§ **SUPPLIED ENTRIES**:
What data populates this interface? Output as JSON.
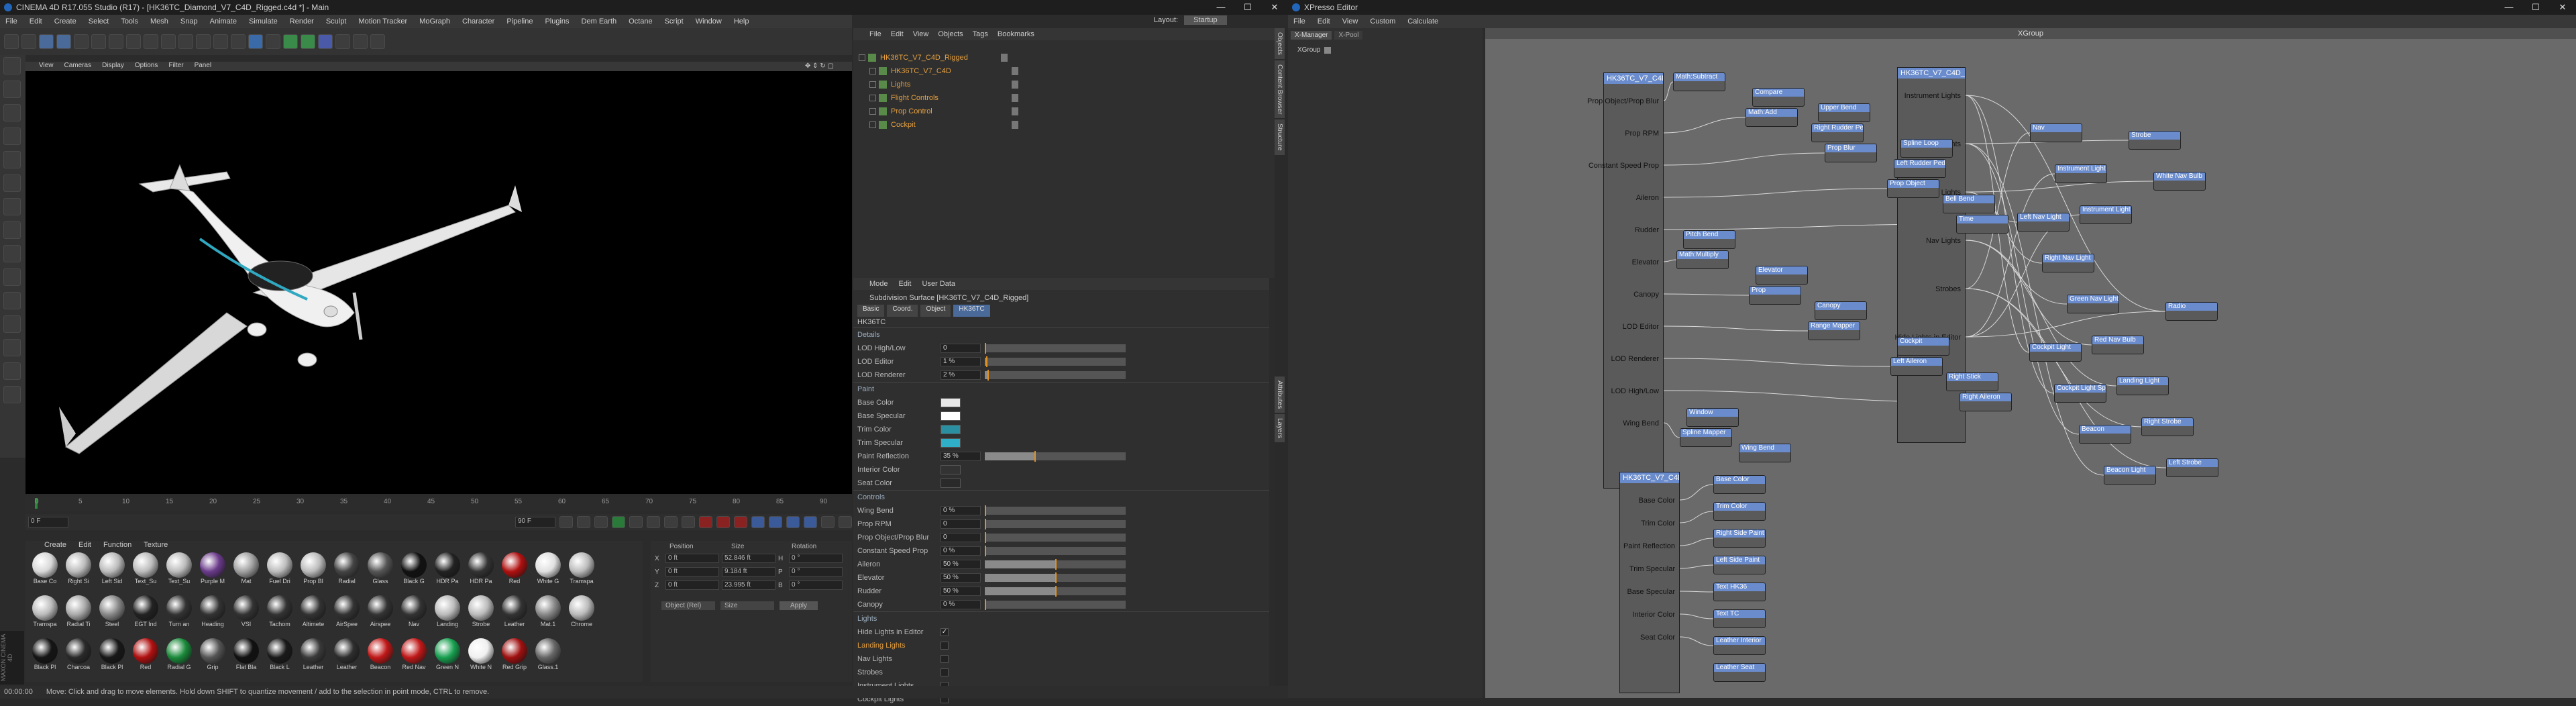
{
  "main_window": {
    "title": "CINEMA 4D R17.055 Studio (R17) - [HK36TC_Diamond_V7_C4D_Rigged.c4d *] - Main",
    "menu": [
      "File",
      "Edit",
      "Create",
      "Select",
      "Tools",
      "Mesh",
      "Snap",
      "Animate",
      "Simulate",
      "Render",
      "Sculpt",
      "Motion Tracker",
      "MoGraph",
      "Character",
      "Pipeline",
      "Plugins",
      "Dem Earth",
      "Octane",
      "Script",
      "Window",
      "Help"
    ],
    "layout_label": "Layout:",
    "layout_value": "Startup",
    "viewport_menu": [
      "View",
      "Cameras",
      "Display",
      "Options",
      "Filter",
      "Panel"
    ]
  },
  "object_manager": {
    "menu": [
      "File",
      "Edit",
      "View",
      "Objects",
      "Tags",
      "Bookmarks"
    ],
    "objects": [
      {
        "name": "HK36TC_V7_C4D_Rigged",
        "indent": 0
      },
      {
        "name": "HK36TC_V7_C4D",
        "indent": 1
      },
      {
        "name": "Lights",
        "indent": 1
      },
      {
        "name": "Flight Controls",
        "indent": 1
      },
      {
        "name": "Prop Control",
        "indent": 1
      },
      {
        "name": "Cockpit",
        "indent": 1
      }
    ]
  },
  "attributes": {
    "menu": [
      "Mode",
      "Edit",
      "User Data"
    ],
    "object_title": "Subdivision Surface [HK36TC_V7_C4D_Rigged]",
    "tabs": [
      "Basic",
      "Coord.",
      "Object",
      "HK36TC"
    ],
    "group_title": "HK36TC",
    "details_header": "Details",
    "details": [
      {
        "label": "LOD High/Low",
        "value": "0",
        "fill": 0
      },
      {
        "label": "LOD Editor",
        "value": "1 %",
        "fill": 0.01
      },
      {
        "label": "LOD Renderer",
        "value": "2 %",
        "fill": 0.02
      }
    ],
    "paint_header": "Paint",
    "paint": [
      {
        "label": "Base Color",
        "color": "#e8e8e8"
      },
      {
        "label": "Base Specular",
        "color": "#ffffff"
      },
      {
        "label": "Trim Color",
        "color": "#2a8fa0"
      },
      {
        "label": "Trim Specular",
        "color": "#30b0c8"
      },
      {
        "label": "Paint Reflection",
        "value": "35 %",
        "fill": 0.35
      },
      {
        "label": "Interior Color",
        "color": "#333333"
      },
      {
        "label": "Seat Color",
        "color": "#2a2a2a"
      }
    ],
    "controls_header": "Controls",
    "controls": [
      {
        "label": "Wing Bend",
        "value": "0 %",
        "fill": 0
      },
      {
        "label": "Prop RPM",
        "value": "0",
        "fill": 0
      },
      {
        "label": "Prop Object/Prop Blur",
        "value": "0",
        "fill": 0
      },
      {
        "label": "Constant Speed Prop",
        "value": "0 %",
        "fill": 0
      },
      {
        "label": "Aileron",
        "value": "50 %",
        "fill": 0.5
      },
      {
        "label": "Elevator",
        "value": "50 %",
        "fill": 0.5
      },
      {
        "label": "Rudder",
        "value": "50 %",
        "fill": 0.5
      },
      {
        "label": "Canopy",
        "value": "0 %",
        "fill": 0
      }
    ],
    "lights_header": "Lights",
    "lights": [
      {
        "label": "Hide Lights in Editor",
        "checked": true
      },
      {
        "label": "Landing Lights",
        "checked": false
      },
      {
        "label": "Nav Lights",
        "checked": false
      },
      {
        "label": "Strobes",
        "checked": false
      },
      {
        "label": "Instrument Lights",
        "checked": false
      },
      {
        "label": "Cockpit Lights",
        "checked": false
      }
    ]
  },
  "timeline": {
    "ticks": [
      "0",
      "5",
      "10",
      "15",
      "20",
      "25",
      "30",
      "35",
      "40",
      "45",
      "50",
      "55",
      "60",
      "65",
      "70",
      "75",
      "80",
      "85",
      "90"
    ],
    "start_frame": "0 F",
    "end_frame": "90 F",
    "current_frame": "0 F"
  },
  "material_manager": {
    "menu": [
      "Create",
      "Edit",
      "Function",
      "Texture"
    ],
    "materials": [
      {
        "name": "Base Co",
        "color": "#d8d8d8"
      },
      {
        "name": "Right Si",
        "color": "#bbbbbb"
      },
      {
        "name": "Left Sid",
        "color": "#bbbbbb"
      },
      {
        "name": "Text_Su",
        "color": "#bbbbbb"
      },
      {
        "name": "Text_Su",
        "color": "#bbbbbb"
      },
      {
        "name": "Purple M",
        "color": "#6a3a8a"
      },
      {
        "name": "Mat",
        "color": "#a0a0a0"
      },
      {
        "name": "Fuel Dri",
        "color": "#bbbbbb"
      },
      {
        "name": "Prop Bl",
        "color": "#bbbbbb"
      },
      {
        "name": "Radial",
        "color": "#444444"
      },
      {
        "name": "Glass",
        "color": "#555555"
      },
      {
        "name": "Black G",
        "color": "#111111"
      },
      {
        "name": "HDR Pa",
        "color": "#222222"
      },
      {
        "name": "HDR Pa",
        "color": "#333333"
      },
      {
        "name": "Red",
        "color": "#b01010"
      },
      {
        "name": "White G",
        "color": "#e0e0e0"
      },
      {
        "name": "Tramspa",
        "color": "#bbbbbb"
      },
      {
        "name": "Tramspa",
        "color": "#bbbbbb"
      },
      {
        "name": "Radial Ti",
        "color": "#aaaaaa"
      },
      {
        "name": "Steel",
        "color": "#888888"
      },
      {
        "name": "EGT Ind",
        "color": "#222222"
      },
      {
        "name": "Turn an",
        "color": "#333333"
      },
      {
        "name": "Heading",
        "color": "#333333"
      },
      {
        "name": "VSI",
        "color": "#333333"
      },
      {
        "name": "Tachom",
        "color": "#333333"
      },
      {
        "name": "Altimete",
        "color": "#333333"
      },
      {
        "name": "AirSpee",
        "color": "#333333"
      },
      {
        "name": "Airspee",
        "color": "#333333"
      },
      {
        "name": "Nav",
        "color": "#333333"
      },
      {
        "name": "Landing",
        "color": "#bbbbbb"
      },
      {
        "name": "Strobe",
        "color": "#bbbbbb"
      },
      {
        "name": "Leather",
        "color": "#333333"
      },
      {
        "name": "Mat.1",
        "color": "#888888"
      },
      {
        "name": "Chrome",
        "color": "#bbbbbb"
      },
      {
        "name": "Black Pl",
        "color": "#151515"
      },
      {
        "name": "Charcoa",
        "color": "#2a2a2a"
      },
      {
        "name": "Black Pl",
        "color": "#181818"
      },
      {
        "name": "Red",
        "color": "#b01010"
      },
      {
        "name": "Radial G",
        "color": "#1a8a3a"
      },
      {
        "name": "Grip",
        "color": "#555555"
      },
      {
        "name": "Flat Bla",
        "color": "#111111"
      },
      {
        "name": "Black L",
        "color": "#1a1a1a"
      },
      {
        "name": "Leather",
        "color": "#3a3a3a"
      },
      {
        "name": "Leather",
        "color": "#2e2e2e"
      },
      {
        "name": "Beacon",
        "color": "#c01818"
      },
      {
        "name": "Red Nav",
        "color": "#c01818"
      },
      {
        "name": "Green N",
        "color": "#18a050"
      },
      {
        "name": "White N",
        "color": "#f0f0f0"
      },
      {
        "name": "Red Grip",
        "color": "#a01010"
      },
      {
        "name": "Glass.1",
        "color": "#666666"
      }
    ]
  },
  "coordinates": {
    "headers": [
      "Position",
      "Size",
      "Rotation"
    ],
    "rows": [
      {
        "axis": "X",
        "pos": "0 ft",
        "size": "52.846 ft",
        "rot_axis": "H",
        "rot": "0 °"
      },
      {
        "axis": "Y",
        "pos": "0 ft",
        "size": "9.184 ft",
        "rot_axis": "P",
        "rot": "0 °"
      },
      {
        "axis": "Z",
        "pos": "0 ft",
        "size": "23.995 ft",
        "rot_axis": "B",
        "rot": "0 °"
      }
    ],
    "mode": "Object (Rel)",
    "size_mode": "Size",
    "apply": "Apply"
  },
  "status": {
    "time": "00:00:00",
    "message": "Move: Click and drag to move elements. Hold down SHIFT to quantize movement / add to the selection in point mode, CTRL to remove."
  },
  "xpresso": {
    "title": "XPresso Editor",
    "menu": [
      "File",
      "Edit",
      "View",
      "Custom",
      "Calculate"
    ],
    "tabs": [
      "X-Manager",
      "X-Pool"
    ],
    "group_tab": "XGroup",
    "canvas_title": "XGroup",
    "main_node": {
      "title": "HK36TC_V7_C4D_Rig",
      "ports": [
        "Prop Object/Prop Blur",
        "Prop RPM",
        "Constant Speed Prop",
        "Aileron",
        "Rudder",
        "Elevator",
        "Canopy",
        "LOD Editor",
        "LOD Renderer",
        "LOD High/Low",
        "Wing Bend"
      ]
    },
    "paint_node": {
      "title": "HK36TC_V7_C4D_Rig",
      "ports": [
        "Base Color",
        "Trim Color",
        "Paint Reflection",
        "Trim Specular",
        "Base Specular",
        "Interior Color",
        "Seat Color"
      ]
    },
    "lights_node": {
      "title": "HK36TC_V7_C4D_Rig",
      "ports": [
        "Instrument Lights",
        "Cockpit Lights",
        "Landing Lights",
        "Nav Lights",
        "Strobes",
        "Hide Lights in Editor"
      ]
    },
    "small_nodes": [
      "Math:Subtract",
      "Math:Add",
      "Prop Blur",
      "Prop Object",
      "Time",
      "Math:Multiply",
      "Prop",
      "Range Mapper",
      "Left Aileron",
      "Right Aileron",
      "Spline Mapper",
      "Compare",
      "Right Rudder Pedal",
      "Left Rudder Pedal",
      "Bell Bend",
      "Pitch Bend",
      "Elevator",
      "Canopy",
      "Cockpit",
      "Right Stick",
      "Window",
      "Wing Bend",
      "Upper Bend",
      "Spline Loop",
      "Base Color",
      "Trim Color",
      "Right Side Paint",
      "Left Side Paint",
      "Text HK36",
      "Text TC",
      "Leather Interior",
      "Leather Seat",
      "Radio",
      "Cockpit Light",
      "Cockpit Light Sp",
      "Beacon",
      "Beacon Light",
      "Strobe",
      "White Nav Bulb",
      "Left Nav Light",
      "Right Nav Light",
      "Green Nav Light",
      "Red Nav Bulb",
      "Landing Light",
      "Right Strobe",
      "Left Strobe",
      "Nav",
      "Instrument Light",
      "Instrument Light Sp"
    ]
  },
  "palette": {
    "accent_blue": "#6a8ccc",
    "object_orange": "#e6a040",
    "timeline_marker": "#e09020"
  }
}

§ **INSTRUCTIONS FOR THE TASK**: Copy each line above that contains the word "Pedal".

§ **WRITTEN REPLY**:
      "Right Rudder Pedal",
      "Left Rudder Pedal",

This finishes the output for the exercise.